Transcribe all of the material exactly.

>>

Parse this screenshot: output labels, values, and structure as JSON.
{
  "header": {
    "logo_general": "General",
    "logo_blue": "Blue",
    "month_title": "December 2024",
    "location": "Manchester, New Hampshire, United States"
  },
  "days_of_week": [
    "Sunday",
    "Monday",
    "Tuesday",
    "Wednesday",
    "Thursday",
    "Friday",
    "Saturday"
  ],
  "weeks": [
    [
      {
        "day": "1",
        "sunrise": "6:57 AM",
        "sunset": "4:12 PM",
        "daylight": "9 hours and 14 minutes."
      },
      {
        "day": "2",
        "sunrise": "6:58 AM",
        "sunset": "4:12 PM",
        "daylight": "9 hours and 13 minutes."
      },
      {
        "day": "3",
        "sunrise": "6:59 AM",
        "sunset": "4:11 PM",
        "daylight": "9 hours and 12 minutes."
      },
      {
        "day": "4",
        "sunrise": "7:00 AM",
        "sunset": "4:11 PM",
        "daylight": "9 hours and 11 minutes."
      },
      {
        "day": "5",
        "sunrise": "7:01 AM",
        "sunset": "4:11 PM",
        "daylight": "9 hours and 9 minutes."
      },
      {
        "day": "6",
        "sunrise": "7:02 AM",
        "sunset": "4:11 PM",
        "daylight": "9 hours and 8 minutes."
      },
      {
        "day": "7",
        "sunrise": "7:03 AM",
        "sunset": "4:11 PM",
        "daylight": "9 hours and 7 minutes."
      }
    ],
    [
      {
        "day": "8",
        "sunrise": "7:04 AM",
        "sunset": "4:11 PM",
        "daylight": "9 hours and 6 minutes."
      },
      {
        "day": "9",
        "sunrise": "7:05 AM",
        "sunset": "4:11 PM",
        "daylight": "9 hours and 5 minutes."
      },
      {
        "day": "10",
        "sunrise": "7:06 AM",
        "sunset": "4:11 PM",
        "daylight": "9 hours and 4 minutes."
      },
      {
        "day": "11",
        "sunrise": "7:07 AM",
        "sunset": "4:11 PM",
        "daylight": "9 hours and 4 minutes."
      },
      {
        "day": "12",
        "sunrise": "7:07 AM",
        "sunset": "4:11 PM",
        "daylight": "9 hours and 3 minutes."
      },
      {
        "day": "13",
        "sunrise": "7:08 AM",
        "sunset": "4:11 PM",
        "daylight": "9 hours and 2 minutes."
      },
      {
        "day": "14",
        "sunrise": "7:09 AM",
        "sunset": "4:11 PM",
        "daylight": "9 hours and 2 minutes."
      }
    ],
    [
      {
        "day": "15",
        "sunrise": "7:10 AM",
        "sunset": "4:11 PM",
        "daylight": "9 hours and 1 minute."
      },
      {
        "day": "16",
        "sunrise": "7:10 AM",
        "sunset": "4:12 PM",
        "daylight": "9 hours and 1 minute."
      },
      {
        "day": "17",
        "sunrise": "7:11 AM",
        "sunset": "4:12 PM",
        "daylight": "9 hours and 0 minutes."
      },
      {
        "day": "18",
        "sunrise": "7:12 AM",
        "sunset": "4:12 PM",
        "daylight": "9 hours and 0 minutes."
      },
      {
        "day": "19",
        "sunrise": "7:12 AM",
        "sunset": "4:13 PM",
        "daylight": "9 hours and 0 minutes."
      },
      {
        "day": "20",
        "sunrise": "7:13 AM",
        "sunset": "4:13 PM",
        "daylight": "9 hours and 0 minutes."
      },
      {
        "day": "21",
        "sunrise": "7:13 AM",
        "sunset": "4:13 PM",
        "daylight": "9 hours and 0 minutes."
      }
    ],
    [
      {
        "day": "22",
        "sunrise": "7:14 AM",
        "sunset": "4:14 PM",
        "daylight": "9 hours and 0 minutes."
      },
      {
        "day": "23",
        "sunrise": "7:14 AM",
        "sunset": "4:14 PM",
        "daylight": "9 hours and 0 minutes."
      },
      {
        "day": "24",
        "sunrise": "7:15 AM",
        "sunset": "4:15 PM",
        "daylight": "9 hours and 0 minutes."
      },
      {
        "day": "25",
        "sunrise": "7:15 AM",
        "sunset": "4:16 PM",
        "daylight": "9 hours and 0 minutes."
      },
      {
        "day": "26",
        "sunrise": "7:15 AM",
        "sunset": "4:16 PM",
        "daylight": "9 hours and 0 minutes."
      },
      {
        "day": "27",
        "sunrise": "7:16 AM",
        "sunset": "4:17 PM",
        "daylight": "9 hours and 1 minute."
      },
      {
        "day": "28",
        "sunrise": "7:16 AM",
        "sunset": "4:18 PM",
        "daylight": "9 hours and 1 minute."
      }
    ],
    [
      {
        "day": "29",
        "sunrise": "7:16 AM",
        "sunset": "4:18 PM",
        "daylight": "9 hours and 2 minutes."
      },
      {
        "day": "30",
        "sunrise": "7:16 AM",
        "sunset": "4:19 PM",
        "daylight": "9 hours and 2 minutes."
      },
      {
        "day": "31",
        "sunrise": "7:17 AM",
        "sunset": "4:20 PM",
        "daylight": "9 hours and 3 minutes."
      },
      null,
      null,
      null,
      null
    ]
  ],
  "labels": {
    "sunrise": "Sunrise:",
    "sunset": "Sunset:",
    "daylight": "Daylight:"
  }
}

<<

◆ **Problem solution**
Parse this screenshot: output labels, values, and structure as JSON.
{
  "header": {
    "logo_general": "General",
    "logo_blue": "Blue",
    "month_title": "December 2024",
    "location": "Manchester, New Hampshire, United States"
  },
  "days_of_week": [
    "Sunday",
    "Monday",
    "Tuesday",
    "Wednesday",
    "Thursday",
    "Friday",
    "Saturday"
  ],
  "weeks": [
    [
      {
        "day": "1",
        "sunrise": "6:57 AM",
        "sunset": "4:12 PM",
        "daylight": "9 hours and 14 minutes."
      },
      {
        "day": "2",
        "sunrise": "6:58 AM",
        "sunset": "4:12 PM",
        "daylight": "9 hours and 13 minutes."
      },
      {
        "day": "3",
        "sunrise": "6:59 AM",
        "sunset": "4:11 PM",
        "daylight": "9 hours and 12 minutes."
      },
      {
        "day": "4",
        "sunrise": "7:00 AM",
        "sunset": "4:11 PM",
        "daylight": "9 hours and 11 minutes."
      },
      {
        "day": "5",
        "sunrise": "7:01 AM",
        "sunset": "4:11 PM",
        "daylight": "9 hours and 9 minutes."
      },
      {
        "day": "6",
        "sunrise": "7:02 AM",
        "sunset": "4:11 PM",
        "daylight": "9 hours and 8 minutes."
      },
      {
        "day": "7",
        "sunrise": "7:03 AM",
        "sunset": "4:11 PM",
        "daylight": "9 hours and 7 minutes."
      }
    ],
    [
      {
        "day": "8",
        "sunrise": "7:04 AM",
        "sunset": "4:11 PM",
        "daylight": "9 hours and 6 minutes."
      },
      {
        "day": "9",
        "sunrise": "7:05 AM",
        "sunset": "4:11 PM",
        "daylight": "9 hours and 5 minutes."
      },
      {
        "day": "10",
        "sunrise": "7:06 AM",
        "sunset": "4:11 PM",
        "daylight": "9 hours and 4 minutes."
      },
      {
        "day": "11",
        "sunrise": "7:07 AM",
        "sunset": "4:11 PM",
        "daylight": "9 hours and 4 minutes."
      },
      {
        "day": "12",
        "sunrise": "7:07 AM",
        "sunset": "4:11 PM",
        "daylight": "9 hours and 3 minutes."
      },
      {
        "day": "13",
        "sunrise": "7:08 AM",
        "sunset": "4:11 PM",
        "daylight": "9 hours and 2 minutes."
      },
      {
        "day": "14",
        "sunrise": "7:09 AM",
        "sunset": "4:11 PM",
        "daylight": "9 hours and 2 minutes."
      }
    ],
    [
      {
        "day": "15",
        "sunrise": "7:10 AM",
        "sunset": "4:11 PM",
        "daylight": "9 hours and 1 minute."
      },
      {
        "day": "16",
        "sunrise": "7:10 AM",
        "sunset": "4:12 PM",
        "daylight": "9 hours and 1 minute."
      },
      {
        "day": "17",
        "sunrise": "7:11 AM",
        "sunset": "4:12 PM",
        "daylight": "9 hours and 0 minutes."
      },
      {
        "day": "18",
        "sunrise": "7:12 AM",
        "sunset": "4:12 PM",
        "daylight": "9 hours and 0 minutes."
      },
      {
        "day": "19",
        "sunrise": "7:12 AM",
        "sunset": "4:13 PM",
        "daylight": "9 hours and 0 minutes."
      },
      {
        "day": "20",
        "sunrise": "7:13 AM",
        "sunset": "4:13 PM",
        "daylight": "9 hours and 0 minutes."
      },
      {
        "day": "21",
        "sunrise": "7:13 AM",
        "sunset": "4:13 PM",
        "daylight": "9 hours and 0 minutes."
      }
    ],
    [
      {
        "day": "22",
        "sunrise": "7:14 AM",
        "sunset": "4:14 PM",
        "daylight": "9 hours and 0 minutes."
      },
      {
        "day": "23",
        "sunrise": "7:14 AM",
        "sunset": "4:14 PM",
        "daylight": "9 hours and 0 minutes."
      },
      {
        "day": "24",
        "sunrise": "7:15 AM",
        "sunset": "4:15 PM",
        "daylight": "9 hours and 0 minutes."
      },
      {
        "day": "25",
        "sunrise": "7:15 AM",
        "sunset": "4:16 PM",
        "daylight": "9 hours and 0 minutes."
      },
      {
        "day": "26",
        "sunrise": "7:15 AM",
        "sunset": "4:16 PM",
        "daylight": "9 hours and 0 minutes."
      },
      {
        "day": "27",
        "sunrise": "7:16 AM",
        "sunset": "4:17 PM",
        "daylight": "9 hours and 1 minute."
      },
      {
        "day": "28",
        "sunrise": "7:16 AM",
        "sunset": "4:18 PM",
        "daylight": "9 hours and 1 minute."
      }
    ],
    [
      {
        "day": "29",
        "sunrise": "7:16 AM",
        "sunset": "4:18 PM",
        "daylight": "9 hours and 2 minutes."
      },
      {
        "day": "30",
        "sunrise": "7:16 AM",
        "sunset": "4:19 PM",
        "daylight": "9 hours and 2 minutes."
      },
      {
        "day": "31",
        "sunrise": "7:17 AM",
        "sunset": "4:20 PM",
        "daylight": "9 hours and 3 minutes."
      },
      null,
      null,
      null,
      null
    ]
  ],
  "labels": {
    "sunrise": "Sunrise:",
    "sunset": "Sunset:",
    "daylight": "Daylight:"
  }
}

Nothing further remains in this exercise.